▶ [THE PROBLEM]:
Write the records out again, keeping each line exactly as it is.

▶ [RECORDS FOR THIS TASK]:

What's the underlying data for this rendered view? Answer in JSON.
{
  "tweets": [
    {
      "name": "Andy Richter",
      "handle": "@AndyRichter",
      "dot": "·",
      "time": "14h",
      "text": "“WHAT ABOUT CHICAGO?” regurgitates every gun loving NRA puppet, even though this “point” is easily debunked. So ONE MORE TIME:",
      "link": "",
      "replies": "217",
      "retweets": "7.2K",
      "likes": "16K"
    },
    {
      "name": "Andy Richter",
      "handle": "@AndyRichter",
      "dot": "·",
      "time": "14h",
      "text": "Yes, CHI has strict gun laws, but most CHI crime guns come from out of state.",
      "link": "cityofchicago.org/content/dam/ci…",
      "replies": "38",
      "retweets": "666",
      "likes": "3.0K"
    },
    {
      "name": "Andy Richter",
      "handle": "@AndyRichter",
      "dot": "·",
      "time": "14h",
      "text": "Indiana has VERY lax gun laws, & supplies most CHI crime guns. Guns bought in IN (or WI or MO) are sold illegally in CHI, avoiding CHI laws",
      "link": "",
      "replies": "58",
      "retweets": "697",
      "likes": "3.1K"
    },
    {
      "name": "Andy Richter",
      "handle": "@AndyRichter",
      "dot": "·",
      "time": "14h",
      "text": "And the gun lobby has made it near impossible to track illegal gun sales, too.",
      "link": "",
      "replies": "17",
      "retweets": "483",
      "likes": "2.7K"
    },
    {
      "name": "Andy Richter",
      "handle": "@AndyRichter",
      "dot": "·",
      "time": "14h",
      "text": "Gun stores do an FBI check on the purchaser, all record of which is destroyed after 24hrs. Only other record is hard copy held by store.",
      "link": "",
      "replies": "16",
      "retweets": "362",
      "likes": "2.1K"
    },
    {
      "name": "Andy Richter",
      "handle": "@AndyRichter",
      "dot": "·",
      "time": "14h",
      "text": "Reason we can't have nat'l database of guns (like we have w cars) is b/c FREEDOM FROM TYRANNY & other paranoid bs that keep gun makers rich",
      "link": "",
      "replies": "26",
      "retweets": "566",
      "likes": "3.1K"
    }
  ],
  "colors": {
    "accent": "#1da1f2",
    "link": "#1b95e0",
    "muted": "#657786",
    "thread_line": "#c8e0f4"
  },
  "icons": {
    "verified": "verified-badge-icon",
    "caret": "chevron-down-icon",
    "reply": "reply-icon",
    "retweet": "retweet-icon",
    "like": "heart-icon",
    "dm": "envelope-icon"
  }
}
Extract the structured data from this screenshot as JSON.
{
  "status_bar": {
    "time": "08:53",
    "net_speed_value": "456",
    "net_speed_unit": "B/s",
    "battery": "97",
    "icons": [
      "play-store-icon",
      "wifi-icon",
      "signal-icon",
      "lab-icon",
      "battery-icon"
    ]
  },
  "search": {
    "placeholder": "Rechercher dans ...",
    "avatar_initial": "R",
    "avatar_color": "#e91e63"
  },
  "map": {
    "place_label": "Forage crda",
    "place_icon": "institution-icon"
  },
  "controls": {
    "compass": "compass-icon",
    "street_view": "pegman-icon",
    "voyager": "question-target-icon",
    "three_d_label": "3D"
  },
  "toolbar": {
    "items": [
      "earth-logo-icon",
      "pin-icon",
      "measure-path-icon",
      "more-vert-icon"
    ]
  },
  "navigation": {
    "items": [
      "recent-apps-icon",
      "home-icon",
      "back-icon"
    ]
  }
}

▶ [EXERCISE SOLUTION]:
What's the underlying data for this rendered view? Answer in JSON.
{
  "tweets": [
    {
      "name": "Andy Richter",
      "handle": "@AndyRichter",
      "dot": "·",
      "time": "14h",
      "text": "“WHAT ABOUT CHICAGO?” regurgitates every gun loving NRA puppet, even though this “point” is easily debunked. So ONE MORE TIME:",
      "link": "",
      "replies": "217",
      "retweets": "7.2K",
      "likes": "16K"
    },
    {
      "name": "Andy Richter",
      "handle": "@AndyRichter",
      "dot": "·",
      "time": "14h",
      "text": "Yes, CHI has strict gun laws, but most CHI crime guns come from out of state.",
      "link": "cityofchicago.org/content/dam/ci…",
      "replies": "38",
      "retweets": "666",
      "likes": "3.0K"
    },
    {
      "name": "Andy Richter",
      "handle": "@AndyRichter",
      "dot": "·",
      "time": "14h",
      "text": "Indiana has VERY lax gun laws, & supplies most CHI crime guns. Guns bought in IN (or WI or MO) are sold illegally in CHI, avoiding CHI laws",
      "link": "",
      "replies": "58",
      "retweets": "697",
      "likes": "3.1K"
    },
    {
      "name": "Andy Richter",
      "handle": "@AndyRichter",
      "dot": "·",
      "time": "14h",
      "text": "And the gun lobby has made it near impossible to track illegal gun sales, too.",
      "link": "",
      "replies": "17",
      "retweets": "483",
      "likes": "2.7K"
    },
    {
      "name": "Andy Richter",
      "handle": "@AndyRichter",
      "dot": "·",
      "time": "14h",
      "text": "Gun stores do an FBI check on the purchaser, all record of which is destroyed after 24hrs. Only other record is hard copy held by store.",
      "link": "",
      "replies": "16",
      "retweets": "362",
      "likes": "2.1K"
    },
    {
      "name": "Andy Richter",
      "handle": "@AndyRichter",
      "dot": "·",
      "time": "14h",
      "text": "Reason we can't have nat'l database of guns (like we have w cars) is b/c FREEDOM FROM TYRANNY & other paranoid bs that keep gun makers rich",
      "link": "",
      "replies": "26",
      "retweets": "566",
      "likes": "3.1K"
    }
  ],
  "colors": {
    "accent": "#1da1f2",
    "link": "#1b95e0",
    "muted": "#657786",
    "thread_line": "#c8e0f4"
  },
  "icons": {
    "verified": "verified-badge-icon",
    "caret": "chevron-down-icon",
    "reply": "reply-icon",
    "retweet": "retweet-icon",
    "like": "heart-icon",
    "dm": "envelope-icon"
  }
}
Extract the structured data from this screenshot as JSON.
{
  "status_bar": {
    "time": "08:53",
    "net_speed_value": "456",
    "net_speed_unit": "B/s",
    "battery": "97",
    "icons": [
      "play-store-icon",
      "wifi-icon",
      "signal-icon",
      "lab-icon",
      "battery-icon"
    ]
  },
  "search": {
    "placeholder": "Rechercher dans ...",
    "avatar_initial": "R",
    "avatar_color": "#e91e63"
  },
  "map": {
    "place_label": "Forage crda",
    "place_icon": "institution-icon"
  },
  "controls": {
    "compass": "compass-icon",
    "street_view": "pegman-icon",
    "voyager": "question-target-icon",
    "three_d_label": "3D"
  },
  "toolbar": {
    "items": [
      "earth-logo-icon",
      "pin-icon",
      "measure-path-icon",
      "more-vert-icon"
    ]
  },
  "navigation": {
    "items": [
      "recent-apps-icon",
      "home-icon",
      "back-icon"
    ]
  }
}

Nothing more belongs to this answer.